### [THE REQUEST]
Looking at the data below, count the lines that contain the string "Curing". Write only the total.

>> start DATA FOR THIS TASK

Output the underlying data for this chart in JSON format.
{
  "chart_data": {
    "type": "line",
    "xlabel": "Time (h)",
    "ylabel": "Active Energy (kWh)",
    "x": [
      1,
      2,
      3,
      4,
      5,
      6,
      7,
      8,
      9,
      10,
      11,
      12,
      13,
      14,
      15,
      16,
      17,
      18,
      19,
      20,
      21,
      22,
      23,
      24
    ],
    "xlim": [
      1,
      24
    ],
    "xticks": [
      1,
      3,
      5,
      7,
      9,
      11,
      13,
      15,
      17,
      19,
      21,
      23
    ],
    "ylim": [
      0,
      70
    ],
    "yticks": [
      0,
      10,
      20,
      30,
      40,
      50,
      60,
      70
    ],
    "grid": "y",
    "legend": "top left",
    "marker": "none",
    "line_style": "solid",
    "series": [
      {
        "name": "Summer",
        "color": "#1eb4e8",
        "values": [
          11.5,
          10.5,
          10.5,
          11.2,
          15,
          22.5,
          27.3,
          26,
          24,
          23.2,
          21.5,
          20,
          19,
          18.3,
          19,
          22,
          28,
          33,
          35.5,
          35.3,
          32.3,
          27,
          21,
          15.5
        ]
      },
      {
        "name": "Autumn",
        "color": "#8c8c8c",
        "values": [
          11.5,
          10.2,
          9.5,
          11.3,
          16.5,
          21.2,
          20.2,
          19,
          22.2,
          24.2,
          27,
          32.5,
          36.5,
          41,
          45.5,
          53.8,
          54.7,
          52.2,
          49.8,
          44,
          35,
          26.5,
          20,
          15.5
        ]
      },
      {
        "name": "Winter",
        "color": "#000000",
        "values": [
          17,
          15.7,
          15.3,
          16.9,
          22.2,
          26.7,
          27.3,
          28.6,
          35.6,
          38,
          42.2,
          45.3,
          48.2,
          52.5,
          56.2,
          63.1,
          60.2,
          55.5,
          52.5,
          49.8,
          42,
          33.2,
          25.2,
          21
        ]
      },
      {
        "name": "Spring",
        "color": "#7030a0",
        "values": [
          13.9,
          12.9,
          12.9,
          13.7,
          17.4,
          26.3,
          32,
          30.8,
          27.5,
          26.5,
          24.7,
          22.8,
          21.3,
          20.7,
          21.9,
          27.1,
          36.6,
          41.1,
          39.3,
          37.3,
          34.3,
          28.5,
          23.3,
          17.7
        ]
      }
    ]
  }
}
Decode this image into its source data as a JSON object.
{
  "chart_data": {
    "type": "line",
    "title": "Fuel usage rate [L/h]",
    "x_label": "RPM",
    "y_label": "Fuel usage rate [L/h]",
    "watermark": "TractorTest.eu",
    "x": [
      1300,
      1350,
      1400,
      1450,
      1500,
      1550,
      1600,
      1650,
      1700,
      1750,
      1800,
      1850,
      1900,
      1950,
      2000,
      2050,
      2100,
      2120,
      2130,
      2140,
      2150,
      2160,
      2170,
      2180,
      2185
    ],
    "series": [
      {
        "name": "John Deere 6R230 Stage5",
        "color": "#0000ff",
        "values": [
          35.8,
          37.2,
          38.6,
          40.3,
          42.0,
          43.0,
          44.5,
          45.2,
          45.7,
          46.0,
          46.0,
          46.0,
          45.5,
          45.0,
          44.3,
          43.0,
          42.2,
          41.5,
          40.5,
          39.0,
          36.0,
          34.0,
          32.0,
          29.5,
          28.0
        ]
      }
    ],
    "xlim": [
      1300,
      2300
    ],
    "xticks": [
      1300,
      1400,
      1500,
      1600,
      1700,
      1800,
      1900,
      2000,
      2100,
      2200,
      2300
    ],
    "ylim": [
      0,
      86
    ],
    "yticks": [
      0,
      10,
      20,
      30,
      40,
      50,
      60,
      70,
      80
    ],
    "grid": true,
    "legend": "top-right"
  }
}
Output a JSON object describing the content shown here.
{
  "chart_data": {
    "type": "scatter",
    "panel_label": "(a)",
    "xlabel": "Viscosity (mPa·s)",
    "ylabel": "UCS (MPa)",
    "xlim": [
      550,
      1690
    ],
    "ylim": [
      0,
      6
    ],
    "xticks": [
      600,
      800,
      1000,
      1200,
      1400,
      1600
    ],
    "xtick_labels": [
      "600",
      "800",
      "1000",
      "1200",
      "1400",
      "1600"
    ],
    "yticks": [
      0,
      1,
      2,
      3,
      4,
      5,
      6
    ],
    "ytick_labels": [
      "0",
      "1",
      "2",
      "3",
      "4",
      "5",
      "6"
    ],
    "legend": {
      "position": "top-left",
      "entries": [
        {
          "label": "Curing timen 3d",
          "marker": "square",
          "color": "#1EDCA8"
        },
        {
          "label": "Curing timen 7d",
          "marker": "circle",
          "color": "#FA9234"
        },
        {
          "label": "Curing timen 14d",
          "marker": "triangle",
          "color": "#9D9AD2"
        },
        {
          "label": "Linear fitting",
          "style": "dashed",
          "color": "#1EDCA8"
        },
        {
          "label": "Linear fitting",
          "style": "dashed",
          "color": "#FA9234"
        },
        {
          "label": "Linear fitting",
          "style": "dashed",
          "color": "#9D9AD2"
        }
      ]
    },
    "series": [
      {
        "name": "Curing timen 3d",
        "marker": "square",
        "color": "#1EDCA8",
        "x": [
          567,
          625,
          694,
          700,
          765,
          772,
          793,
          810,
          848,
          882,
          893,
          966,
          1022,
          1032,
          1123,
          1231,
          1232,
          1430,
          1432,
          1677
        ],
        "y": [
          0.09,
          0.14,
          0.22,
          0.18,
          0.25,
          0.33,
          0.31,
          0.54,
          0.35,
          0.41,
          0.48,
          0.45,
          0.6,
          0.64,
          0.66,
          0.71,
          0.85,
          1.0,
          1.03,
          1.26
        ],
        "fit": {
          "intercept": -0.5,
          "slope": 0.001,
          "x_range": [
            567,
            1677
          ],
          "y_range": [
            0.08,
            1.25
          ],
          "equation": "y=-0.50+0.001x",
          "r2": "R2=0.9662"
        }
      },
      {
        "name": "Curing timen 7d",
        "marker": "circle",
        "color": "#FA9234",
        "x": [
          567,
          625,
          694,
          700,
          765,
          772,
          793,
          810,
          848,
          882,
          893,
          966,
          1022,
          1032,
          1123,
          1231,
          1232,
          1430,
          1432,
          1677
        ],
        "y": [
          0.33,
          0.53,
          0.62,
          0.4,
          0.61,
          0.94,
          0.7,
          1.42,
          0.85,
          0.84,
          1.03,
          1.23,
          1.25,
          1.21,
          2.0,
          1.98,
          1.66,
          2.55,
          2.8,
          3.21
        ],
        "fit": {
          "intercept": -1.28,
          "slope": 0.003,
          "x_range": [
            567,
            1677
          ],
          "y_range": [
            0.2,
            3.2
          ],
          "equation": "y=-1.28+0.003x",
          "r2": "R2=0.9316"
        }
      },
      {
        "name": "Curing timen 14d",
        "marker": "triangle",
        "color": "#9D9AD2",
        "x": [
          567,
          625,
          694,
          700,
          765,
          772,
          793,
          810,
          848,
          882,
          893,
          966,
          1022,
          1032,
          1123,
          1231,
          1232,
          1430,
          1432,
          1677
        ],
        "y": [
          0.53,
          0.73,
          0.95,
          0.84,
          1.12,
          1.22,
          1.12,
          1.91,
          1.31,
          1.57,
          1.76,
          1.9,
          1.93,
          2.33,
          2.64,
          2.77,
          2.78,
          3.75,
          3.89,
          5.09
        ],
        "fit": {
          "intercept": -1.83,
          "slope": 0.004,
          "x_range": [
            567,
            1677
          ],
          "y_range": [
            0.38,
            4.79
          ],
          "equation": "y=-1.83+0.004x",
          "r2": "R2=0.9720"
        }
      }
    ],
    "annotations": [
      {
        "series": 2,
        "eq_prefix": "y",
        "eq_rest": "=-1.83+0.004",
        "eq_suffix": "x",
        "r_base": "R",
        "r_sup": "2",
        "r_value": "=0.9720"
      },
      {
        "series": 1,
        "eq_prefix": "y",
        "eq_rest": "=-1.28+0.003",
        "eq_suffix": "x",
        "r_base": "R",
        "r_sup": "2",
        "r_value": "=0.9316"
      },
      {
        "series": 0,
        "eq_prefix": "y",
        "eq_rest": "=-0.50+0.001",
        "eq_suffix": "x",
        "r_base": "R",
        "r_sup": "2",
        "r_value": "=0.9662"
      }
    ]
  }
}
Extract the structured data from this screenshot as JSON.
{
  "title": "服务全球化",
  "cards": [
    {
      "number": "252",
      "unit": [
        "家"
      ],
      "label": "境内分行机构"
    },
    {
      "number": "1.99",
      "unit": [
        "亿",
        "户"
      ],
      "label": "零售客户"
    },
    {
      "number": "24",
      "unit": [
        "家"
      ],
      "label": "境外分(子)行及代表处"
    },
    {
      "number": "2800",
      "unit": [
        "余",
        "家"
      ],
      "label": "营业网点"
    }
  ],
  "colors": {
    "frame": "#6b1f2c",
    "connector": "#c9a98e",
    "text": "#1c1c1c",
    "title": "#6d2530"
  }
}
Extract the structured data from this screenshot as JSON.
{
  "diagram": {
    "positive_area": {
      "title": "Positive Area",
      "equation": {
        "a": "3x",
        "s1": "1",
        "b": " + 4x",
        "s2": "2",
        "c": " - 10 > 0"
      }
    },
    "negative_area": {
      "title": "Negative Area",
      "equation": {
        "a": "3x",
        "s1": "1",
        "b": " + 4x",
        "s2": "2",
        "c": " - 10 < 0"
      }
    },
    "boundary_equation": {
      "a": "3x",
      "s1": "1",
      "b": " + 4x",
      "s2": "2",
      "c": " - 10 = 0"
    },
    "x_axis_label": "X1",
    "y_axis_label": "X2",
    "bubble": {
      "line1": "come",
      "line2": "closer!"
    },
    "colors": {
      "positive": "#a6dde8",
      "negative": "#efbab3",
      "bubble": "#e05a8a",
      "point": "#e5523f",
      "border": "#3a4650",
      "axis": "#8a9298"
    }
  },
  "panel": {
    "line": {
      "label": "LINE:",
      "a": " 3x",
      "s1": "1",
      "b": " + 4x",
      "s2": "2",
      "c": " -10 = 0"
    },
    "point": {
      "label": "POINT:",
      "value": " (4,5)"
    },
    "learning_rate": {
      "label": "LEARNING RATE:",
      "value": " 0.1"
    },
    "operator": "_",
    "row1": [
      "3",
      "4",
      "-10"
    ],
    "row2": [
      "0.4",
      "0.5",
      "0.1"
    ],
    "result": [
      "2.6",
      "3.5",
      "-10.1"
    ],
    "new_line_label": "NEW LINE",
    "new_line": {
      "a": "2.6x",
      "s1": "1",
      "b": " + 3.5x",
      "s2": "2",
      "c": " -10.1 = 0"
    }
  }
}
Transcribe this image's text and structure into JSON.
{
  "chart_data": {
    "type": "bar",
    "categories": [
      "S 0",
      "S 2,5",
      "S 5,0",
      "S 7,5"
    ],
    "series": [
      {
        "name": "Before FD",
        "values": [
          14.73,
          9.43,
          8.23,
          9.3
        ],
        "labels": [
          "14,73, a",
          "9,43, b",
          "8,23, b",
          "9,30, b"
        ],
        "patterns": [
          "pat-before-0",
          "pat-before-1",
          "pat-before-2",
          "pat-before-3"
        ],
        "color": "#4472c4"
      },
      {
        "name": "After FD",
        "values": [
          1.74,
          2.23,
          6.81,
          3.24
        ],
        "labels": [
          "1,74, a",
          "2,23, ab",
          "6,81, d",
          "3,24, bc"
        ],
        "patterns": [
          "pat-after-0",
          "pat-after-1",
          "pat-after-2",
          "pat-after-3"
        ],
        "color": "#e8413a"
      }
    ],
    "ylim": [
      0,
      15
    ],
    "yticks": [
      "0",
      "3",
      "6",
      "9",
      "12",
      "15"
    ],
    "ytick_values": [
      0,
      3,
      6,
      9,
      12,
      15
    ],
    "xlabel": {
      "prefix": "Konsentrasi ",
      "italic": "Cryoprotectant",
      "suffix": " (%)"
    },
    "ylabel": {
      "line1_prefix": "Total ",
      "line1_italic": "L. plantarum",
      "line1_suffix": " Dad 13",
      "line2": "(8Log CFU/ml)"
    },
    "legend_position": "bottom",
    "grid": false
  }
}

>> end DATA FOR THIS TASK

### [RESPONSE]
6